Document section
* * *

Control had me scratching my head in the lead up to its release. Nothing I saw about its main character, its world or its premise engaged or excited me. I can safely say that I have never been more glad to be proven wrong.
Control puts players in the shoes of Jesse Faden, a young woman set on discovering what happened to her younger brother at the hands of the Federal Bureau of Control. When she arrives, she is promptly told that she is in fact the newly appointed Director of the Bureau, and must aid the surrounding staff in fending off the Hiss, an otherworldly force bent on destroying and possessing the minds of others.
It sounds simple enough and, for a while, it is. It had me worried. Things seemed too simple, too straightforward. But Control soon shows its hand, weaving multiple strange layers into its ten to twelve hour story. Jesse ends up with more than enough complexity on her plate, and while the payoff was satisfactory, the journey itself was strange, mysterious and illusive in all the right ways.
Jesse as a character appears somewhat drab and lifeless at first but, as she delves deeper into the conspiracy at hand, we as an audience warm up to both her and her situation. The story goes to great pains to make her a sympathetic lead, and it works.

* * *

Raw data
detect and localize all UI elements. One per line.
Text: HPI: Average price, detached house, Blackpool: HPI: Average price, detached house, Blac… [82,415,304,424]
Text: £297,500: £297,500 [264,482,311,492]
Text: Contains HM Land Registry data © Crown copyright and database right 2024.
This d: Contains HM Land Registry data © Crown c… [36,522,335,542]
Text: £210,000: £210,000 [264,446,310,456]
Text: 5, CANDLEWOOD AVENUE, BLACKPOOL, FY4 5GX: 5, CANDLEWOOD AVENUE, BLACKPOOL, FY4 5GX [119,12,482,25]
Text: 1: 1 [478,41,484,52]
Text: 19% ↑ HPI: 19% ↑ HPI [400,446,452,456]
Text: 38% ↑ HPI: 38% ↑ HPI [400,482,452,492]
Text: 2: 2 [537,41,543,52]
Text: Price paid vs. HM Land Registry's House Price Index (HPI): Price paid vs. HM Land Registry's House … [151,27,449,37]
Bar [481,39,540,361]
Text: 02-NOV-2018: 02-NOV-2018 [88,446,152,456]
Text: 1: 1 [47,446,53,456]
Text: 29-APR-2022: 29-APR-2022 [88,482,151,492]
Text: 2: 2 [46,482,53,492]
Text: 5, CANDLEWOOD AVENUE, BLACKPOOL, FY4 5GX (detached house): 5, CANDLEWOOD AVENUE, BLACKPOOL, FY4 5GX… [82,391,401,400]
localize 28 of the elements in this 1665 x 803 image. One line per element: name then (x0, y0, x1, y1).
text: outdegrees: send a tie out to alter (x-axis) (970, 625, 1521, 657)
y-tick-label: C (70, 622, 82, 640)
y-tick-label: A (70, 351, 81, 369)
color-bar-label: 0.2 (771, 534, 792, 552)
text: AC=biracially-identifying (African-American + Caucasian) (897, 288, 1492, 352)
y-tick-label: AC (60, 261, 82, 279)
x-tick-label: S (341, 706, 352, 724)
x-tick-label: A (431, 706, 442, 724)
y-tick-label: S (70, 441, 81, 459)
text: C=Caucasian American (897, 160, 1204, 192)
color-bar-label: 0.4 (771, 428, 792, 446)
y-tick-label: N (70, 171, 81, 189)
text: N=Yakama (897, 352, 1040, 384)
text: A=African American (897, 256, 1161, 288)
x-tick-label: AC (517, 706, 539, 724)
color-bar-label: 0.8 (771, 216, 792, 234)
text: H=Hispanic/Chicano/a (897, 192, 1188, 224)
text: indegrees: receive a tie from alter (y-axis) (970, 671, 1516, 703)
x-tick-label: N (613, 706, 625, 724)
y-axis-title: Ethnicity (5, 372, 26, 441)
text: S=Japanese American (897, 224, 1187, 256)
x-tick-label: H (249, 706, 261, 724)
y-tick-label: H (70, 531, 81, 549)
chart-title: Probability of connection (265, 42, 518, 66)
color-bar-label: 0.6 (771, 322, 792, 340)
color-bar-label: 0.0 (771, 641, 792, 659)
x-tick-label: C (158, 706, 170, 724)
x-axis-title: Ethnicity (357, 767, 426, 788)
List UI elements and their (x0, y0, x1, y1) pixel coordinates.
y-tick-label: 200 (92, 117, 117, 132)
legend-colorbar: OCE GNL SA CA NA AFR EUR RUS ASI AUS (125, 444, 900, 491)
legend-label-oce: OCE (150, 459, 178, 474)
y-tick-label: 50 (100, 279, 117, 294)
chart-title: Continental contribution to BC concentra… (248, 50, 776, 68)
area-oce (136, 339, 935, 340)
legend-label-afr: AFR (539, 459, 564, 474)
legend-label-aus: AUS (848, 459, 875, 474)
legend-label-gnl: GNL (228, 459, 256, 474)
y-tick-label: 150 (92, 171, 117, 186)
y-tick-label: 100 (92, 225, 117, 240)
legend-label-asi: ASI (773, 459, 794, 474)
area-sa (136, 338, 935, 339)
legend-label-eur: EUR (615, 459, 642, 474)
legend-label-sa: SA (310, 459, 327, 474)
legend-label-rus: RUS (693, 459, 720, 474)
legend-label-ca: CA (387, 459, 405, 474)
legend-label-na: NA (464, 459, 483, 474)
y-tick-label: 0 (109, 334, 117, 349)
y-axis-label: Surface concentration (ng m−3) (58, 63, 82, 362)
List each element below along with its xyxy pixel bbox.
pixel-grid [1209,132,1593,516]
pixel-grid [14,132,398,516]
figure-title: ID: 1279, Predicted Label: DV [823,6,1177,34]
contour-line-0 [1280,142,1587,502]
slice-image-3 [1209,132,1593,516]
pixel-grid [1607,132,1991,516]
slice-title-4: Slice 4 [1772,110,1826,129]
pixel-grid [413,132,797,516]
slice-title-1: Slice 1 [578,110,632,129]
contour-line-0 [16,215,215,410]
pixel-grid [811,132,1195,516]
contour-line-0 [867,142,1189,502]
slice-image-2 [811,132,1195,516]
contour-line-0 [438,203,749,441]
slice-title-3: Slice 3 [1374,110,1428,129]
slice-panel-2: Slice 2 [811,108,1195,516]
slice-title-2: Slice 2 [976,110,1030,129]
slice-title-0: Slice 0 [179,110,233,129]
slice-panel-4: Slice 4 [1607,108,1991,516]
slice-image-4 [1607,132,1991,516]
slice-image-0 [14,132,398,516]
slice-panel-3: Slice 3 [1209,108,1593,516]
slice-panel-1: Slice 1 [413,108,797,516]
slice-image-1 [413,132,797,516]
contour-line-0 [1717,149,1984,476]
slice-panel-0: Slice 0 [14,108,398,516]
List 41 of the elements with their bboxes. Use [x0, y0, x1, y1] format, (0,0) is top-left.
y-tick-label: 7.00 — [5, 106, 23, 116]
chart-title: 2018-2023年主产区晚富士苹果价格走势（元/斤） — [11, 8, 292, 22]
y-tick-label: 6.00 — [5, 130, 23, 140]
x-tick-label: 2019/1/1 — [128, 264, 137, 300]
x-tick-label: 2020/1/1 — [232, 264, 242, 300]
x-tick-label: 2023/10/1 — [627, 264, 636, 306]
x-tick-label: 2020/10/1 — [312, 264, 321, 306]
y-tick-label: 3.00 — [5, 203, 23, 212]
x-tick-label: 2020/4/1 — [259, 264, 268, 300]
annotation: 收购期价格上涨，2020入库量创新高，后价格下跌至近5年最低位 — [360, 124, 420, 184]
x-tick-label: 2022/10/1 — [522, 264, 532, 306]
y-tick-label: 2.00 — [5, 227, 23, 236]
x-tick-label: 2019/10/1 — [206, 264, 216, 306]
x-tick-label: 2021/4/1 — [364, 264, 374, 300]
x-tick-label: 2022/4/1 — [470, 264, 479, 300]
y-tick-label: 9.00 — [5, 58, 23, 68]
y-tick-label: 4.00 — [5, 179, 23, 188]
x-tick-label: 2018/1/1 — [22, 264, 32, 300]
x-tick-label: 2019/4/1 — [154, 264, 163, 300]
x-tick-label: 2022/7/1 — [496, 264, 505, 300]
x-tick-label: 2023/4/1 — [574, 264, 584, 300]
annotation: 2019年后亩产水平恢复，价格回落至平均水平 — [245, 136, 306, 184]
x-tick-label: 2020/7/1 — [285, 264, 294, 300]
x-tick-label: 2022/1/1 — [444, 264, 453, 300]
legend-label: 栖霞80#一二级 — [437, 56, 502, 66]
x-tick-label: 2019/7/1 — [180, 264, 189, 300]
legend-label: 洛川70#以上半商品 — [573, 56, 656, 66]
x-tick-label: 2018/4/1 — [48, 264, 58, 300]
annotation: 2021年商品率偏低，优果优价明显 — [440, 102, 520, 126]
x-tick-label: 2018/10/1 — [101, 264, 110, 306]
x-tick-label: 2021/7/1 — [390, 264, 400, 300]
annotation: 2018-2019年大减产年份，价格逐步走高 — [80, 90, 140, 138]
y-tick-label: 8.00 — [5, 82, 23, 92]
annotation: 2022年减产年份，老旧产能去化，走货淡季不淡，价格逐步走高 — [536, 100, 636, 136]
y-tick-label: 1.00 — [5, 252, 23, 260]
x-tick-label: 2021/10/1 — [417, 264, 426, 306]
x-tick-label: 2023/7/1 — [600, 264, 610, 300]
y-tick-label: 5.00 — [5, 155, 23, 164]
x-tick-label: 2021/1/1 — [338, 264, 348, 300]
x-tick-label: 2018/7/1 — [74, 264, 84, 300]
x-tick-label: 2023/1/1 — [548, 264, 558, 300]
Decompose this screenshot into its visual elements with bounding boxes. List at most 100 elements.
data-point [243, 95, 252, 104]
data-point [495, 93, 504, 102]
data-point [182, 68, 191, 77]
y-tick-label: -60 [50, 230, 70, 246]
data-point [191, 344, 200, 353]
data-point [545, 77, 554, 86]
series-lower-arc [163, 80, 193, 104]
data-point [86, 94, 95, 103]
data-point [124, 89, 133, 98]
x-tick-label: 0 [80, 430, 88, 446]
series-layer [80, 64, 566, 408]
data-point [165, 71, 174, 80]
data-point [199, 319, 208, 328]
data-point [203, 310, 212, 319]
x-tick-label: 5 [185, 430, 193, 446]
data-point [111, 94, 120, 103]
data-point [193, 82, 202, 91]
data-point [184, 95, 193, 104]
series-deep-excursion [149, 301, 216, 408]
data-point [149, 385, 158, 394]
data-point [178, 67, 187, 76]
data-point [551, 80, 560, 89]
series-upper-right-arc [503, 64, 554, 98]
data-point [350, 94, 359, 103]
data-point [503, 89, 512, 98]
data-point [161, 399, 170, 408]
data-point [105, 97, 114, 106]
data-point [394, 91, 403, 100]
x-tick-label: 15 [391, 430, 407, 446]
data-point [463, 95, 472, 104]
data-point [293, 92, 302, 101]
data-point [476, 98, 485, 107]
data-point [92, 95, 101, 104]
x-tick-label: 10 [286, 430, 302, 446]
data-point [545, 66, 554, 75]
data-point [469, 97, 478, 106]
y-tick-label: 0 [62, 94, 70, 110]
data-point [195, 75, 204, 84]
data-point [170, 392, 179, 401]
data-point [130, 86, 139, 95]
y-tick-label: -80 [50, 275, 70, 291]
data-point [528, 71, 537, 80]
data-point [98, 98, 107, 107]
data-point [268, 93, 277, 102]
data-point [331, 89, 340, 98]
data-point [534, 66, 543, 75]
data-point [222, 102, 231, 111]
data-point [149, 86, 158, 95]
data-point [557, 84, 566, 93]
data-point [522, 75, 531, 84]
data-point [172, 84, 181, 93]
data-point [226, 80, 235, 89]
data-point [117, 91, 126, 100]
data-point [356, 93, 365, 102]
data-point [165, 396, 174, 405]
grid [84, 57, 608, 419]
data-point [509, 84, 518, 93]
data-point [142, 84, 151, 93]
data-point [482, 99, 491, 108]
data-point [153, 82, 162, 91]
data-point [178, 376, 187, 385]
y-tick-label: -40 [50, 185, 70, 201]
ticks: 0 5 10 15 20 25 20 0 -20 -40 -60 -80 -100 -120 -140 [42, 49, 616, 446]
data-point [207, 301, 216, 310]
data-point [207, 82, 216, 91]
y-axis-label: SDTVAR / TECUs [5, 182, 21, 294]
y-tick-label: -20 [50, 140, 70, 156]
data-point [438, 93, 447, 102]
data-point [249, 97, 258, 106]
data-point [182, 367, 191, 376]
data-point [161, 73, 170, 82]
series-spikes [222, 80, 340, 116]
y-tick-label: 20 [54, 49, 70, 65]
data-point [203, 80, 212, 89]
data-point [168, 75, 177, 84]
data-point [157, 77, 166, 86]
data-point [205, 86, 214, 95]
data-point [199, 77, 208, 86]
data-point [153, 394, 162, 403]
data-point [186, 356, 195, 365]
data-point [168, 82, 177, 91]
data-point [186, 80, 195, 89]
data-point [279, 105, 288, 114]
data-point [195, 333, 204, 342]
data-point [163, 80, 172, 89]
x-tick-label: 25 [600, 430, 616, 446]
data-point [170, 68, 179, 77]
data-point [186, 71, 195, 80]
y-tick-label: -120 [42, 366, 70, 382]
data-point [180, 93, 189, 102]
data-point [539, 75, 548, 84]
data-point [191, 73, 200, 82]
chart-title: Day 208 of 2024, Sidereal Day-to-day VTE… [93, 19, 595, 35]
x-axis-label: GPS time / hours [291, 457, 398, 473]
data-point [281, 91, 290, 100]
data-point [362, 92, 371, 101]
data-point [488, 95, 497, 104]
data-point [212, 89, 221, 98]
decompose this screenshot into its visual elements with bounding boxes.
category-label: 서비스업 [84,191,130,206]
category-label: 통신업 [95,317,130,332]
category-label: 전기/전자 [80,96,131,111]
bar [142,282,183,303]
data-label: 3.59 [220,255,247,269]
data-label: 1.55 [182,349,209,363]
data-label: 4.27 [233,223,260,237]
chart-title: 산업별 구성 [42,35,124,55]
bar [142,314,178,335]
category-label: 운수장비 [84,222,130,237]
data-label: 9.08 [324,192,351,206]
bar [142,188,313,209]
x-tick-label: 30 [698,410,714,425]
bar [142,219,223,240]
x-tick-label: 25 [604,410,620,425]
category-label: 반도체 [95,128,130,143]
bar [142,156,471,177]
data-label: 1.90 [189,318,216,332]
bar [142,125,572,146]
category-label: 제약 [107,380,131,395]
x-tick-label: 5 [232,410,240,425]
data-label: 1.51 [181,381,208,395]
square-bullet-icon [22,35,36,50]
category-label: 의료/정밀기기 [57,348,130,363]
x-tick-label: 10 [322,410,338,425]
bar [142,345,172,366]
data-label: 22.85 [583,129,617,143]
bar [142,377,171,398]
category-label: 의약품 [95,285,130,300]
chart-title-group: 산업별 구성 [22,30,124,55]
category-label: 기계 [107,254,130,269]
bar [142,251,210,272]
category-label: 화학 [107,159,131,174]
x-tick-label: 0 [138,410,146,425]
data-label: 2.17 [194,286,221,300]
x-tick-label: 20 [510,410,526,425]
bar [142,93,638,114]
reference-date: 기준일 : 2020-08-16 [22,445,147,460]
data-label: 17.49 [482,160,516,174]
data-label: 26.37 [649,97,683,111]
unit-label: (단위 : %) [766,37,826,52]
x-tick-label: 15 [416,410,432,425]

* * *

Required work
A – From the Control review, translate "The story goes to great pains to make her a sympathetic lead, and it works." into Spanish.
B – Does each statement agree with the Control review? Answer yes or no for each, quoting the words of the review that decide it.
(i) On arrival, Jesse learns that she is the Bureau's new Director.
(ii) The story runs about twenty hours.
(iii) Jesse is looking for what happened to her younger sister.

Outputs
A – La historia se esfuerza mucho por convertirla en una protagonista con la que es fácil identificarse, y funciona.

B –
(i) Yes: "she is promptly told that she is in fact the newly appointed Director of the Bureau"
(ii) No: "its ten to twelve hour story"
(iii) No: "what happened to her younger brother"